[Recorded data]

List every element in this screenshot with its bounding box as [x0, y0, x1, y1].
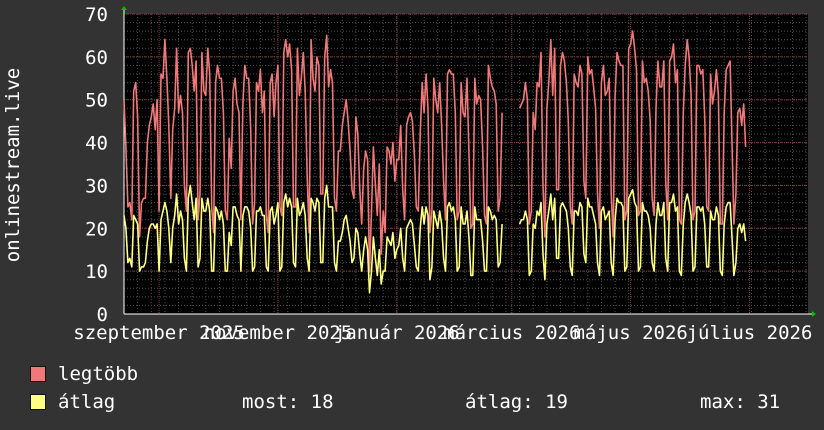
legend-swatch-max [30, 366, 46, 382]
x-tick-label: március 2026 [443, 322, 580, 344]
y-tick-label: 60 [85, 47, 108, 69]
y-tick-label: 50 [85, 90, 108, 112]
legend-swatch-avg [30, 394, 46, 410]
y-axis-arrow [121, 6, 127, 10]
line-chart: 010203040506070szeptember 2025november 2… [73, 4, 816, 344]
x-tick-label: május 2026 [573, 322, 687, 344]
legend-item-max: legtöbb [30, 363, 138, 385]
y-tick-label: 20 [85, 218, 108, 240]
y-tick-label: 30 [85, 175, 108, 197]
y-tick-label: 40 [85, 133, 108, 155]
legend-item-avg: átlag [30, 391, 115, 413]
x-axis-arrow [812, 311, 816, 317]
stat-average: átlag: 19 [465, 391, 568, 413]
x-tick-label: július 2026 [687, 322, 813, 344]
stat-now: most: 18 [242, 391, 334, 413]
x-tick-label: január 2026 [334, 322, 460, 344]
stat-max: max: 31 [700, 391, 781, 413]
y-axis-label: onlinestream.live [0, 0, 26, 320]
x-tick-label: november 2025 [204, 322, 353, 344]
legend-label-max: legtöbb [58, 363, 139, 385]
legend-label-avg: átlag [58, 391, 116, 413]
y-tick-label: 10 [85, 261, 108, 283]
y-tick-label: 70 [85, 4, 108, 26]
y-axis-label-text: onlinestream.live [2, 67, 24, 263]
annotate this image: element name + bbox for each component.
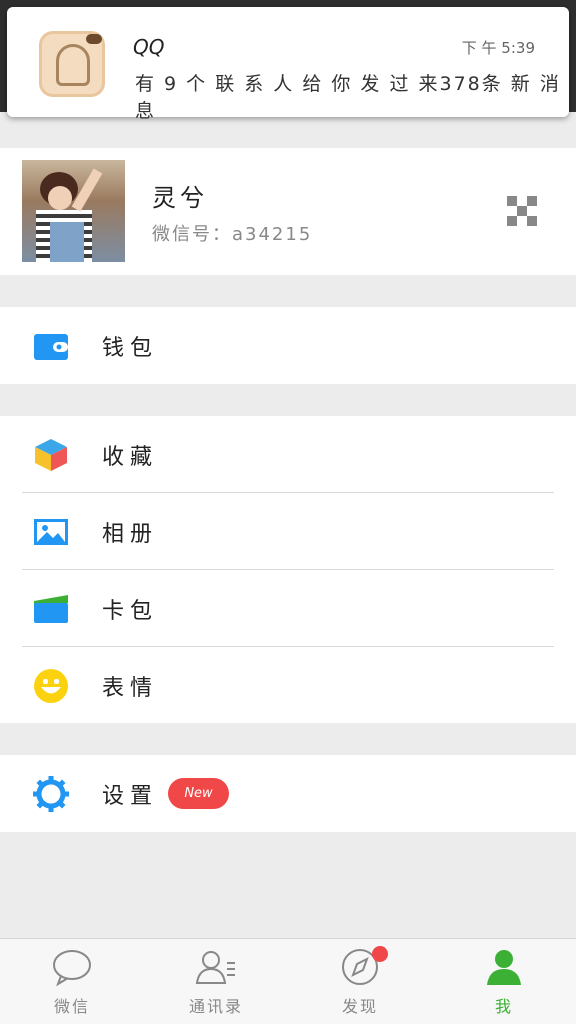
notification-title: QQ	[133, 35, 165, 59]
new-badge: New	[168, 778, 229, 809]
tab-contacts[interactable]: 通讯录	[144, 939, 288, 1024]
wallet-section: 钱包	[0, 307, 576, 384]
notification-time: 下 午 5:39	[461, 39, 535, 57]
tab-discover[interactable]: 发现	[288, 939, 432, 1024]
qq-app-icon	[39, 31, 105, 97]
contacts-icon	[195, 951, 235, 984]
image-icon	[34, 518, 68, 545]
settings-section: 设置 New	[0, 755, 576, 832]
features-section: 收藏 相册 卡包 表情	[0, 416, 576, 723]
wallet-icon	[34, 333, 68, 360]
cube-icon	[35, 438, 67, 471]
menu-label: 表情	[102, 675, 159, 701]
menu-item-album[interactable]: 相册	[0, 493, 576, 570]
tab-chats[interactable]: 微信	[0, 939, 144, 1024]
notification-dot	[372, 946, 388, 962]
wechat-id: 微信号：a34215	[152, 224, 313, 245]
menu-item-wallet[interactable]: 钱包	[0, 307, 576, 384]
gear-icon	[33, 775, 69, 812]
bottom-tab-bar: 微信 通讯录 发现 我	[0, 938, 576, 1024]
tab-label: 通讯录	[188, 997, 243, 1016]
menu-label: 设置	[102, 783, 159, 809]
avatar[interactable]	[22, 160, 125, 262]
card-icon	[34, 594, 68, 623]
chat-bubble-icon	[53, 950, 91, 987]
menu-label: 相册	[102, 521, 159, 547]
menu-label: 钱包	[102, 335, 159, 361]
profile-name: 灵兮	[152, 184, 208, 212]
notification-message: 有 9 个 联 系 人 给 你 发 过 来378条 新 消 息	[135, 73, 561, 122]
menu-item-favorites[interactable]: 收藏	[0, 416, 576, 493]
qr-code-icon[interactable]	[507, 196, 537, 226]
menu-label: 收藏	[102, 444, 159, 470]
qq-notification[interactable]: QQ 下 午 5:39 有 9 个 联 系 人 给 你 发 过 来378条 新 …	[7, 7, 569, 122]
smiley-icon	[34, 668, 68, 703]
tab-me[interactable]: 我	[432, 939, 576, 1024]
person-icon	[487, 950, 521, 985]
tab-label: 我	[494, 997, 513, 1016]
tab-label: 微信	[53, 997, 90, 1016]
menu-item-cards[interactable]: 卡包	[0, 570, 576, 647]
profile-card[interactable]: 灵兮 微信号：a34215	[0, 148, 576, 275]
menu-label: 卡包	[102, 598, 159, 624]
tab-label: 发现	[341, 997, 378, 1016]
menu-item-settings[interactable]: 设置 New	[0, 755, 576, 832]
menu-item-stickers[interactable]: 表情	[0, 647, 576, 724]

→ **TASK INSTRUCTIONS**
Render the entries as a numbered list with blank lines omitted, starting at the line that contains "legend-swatch-max [30, 366, 46, 382]" and ending after the line that contains "y-axis-arrow [121, 6, 127, 10]".

→ **CORRECT OUTPUT**
1. legend-swatch-max [30, 366, 46, 382]
2. x-tick-label: március 2026 [443, 322, 580, 344]
3. y-tick-label: 60 [85, 47, 108, 69]
4. y-tick-label: 50 [85, 90, 108, 112]
5. legend-swatch-avg [30, 394, 46, 410]
6. y-axis-arrow [121, 6, 127, 10]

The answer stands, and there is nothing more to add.